→ WRITTEN REQUEST: Omit all pictures, then retype the data exactly as given.

========================================

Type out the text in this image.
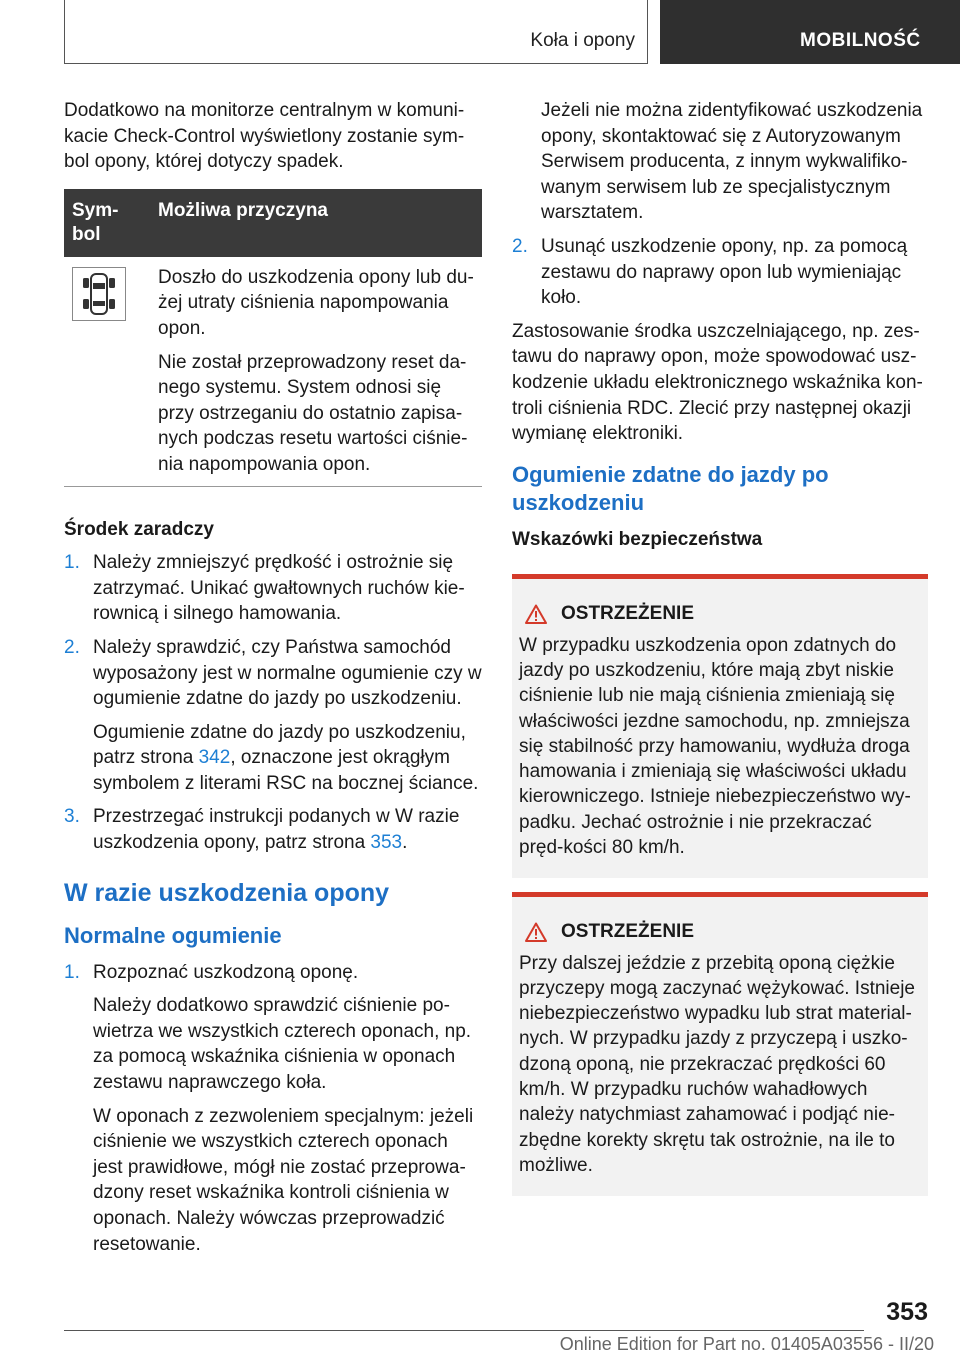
Koła i opony	MOBILNOŚĆ

Dodatkowo na monitorze centralnym w komuni-kacie Check-Control wyświetlony zostanie sym-bol opony, której dotyczy spadek.

Sym-bol	Możliwa przyczyna

Doszło do uszkodzenia opony lub du-żej utraty ciśnienia napompowania opon.

Nie został przeprowadzony reset da-nego systemu. System odnosi się przy ostrzeganiu do ostatnio zapisa-nych podczas resetu wartości ciśnie-nia napompowania opon.

Środek zaradczy
1. Należy zmniejszyć prędkość i ostrożnie się zatrzymać. Unikać gwałtownych ruchów kie-rownicą i silnego hamowania.

2. Należy sprawdzić, czy Państwa samochód wyposażony jest w normalne ogumienie czy w ogumienie zdatne do jazdy po uszkodzeniu.

Ogumienie zdatne do jazdy po uszkodzeniu, patrz strona 342, oznaczone jest okrągłym symbolem z literami RSC na bocznej ściance.

3. Przestrzegać instrukcji podanych w W razie uszkodzenia opony, patrz strona 353.

W razie uszkodzenia opony
Normalne ogumienie
1. Rozpoznać uszkodzoną oponę.

Należy dodatkowo sprawdzić ciśnienie po-wietrza we wszystkich czterech oponach, np. za pomocą wskaźnika ciśnienia w oponach zestawu naprawczego koła.

W oponach z zezwoleniem specjalnym: jeżeli ciśnienie we wszystkich czterech oponach jest prawidłowe, mógł nie zostać przeprowa-dzony reset wskaźnika kontroli ciśnienia w oponach. Należy wówczas przeprowadzić resetowanie.

Jeżeli nie można zidentyfikować uszkodzenia opony, skontaktować się z Autoryzowanym Serwisem producenta, z innym wykwalifiko-wanym serwisem lub ze specjalistycznym warsztatem.

2. Usunąć uszkodzenie opony, np. za pomocą zestawu do naprawy opon lub wymieniając koło.

Zastosowanie środka uszczelniającego, np. zes-tawu do naprawy opon, może spowodować usz-kodzenie układu elektronicznego wskaźnika kon-troli ciśnienia RDC. Zlecić przy następnej okazji wymianę elektroniki.

Ogumienie zdatne do jazdy po uszkodzeniu
Wskazówki bezpieczeństwa
OSTRZEŻENIE
W przypadku uszkodzenia opon zdatnych do jazdy po uszkodzeniu, które mają zbyt niskie ciśnienie lub nie mają ciśnienia zmieniają się właściwości jezdne samochodu, np. zmniejsza się stabilność przy hamowaniu, wydłuża droga hamowania i zmieniają się właściwości układu kierowniczego. Istnieje niebezpieczeństwo wy-padku. Jechać ostrożnie i nie przekraczać pręd-kości 80 km/h.
OSTRZEŻENIE
Przy dalszej jeździe z przebitą oponą ciężkie przyczepy mogą zaczynać wężykować. Istnieje niebezpieczeństwo wypadku lub strat material-nych. W przypadku jazdy z przyczepą i uszko-dzoną oponą, nie przekraczać prędkości 60 km/h. W przypadku ruchów wahadłowych należy natychmiast zahamować i podjąć nie-zbędne korekty skrętu tak ostrożnie, na ile to możliwe.
353
Online Edition for Part no. 01405A03556 - II/20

========================================

→ RESPONSE TO THE EXERCISE:
Type out the text in this image.
Koła i opony	MOBILNOŚĆ

Dodatkowo na monitorze centralnym w komuni-kacie Check-Control wyświetlony zostanie sym-bol opony, której dotyczy spadek.

Sym-bol	Możliwa przyczyna

Doszło do uszkodzenia opony lub du-żej utraty ciśnienia napompowania opon.

Nie został przeprowadzony reset da-nego systemu. System odnosi się przy ostrzeganiu do ostatnio zapisa-nych podczas resetu wartości ciśnie-nia napompowania opon.

Środek zaradczy
1. Należy zmniejszyć prędkość i ostrożnie się zatrzymać. Unikać gwałtownych ruchów kie-rownicą i silnego hamowania.

2. Należy sprawdzić, czy Państwa samochód wyposażony jest w normalne ogumienie czy w ogumienie zdatne do jazdy po uszkodzeniu.

Ogumienie zdatne do jazdy po uszkodzeniu, patrz strona 342, oznaczone jest okrągłym symbolem z literami RSC na bocznej ściance.

3. Przestrzegać instrukcji podanych w W razie uszkodzenia opony, patrz strona 353.

W razie uszkodzenia opony
Normalne ogumienie
1. Rozpoznać uszkodzoną oponę.

Należy dodatkowo sprawdzić ciśnienie po-wietrza we wszystkich czterech oponach, np. za pomocą wskaźnika ciśnienia w oponach zestawu naprawczego koła.

W oponach z zezwoleniem specjalnym: jeżeli ciśnienie we wszystkich czterech oponach jest prawidłowe, mógł nie zostać przeprowa-dzony reset wskaźnika kontroli ciśnienia w oponach. Należy wówczas przeprowadzić resetowanie.

Jeżeli nie można zidentyfikować uszkodzenia opony, skontaktować się z Autoryzowanym Serwisem producenta, z innym wykwalifiko-wanym serwisem lub ze specjalistycznym warsztatem.

2. Usunąć uszkodzenie opony, np. za pomocą zestawu do naprawy opon lub wymieniając koło.

Zastosowanie środka uszczelniającego, np. zes-tawu do naprawy opon, może spowodować usz-kodzenie układu elektronicznego wskaźnika kon-troli ciśnienia RDC. Zlecić przy następnej okazji wymianę elektroniki.

Ogumienie zdatne do jazdy po uszkodzeniu
Wskazówki bezpieczeństwa
OSTRZEŻENIE
W przypadku uszkodzenia opon zdatnych do jazdy po uszkodzeniu, które mają zbyt niskie ciśnienie lub nie mają ciśnienia zmieniają się właściwości jezdne samochodu, np. zmniejsza się stabilność przy hamowaniu, wydłuża droga hamowania i zmieniają się właściwości układu kierowniczego. Istnieje niebezpieczeństwo wy-padku. Jechać ostrożnie i nie przekraczać pręd-kości 80 km/h.
OSTRZEŻENIE
Przy dalszej jeździe z przebitą oponą ciężkie przyczepy mogą zaczynać wężykować. Istnieje niebezpieczeństwo wypadku lub strat material-nych. W przypadku jazdy z przyczepą i uszko-dzoną oponą, nie przekraczać prędkości 60 km/h. W przypadku ruchów wahadłowych należy natychmiast zahamować i podjąć nie-zbędne korekty skrętu tak ostrożnie, na ile to możliwe.
353
Online Edition for Part no. 01405A03556 - II/20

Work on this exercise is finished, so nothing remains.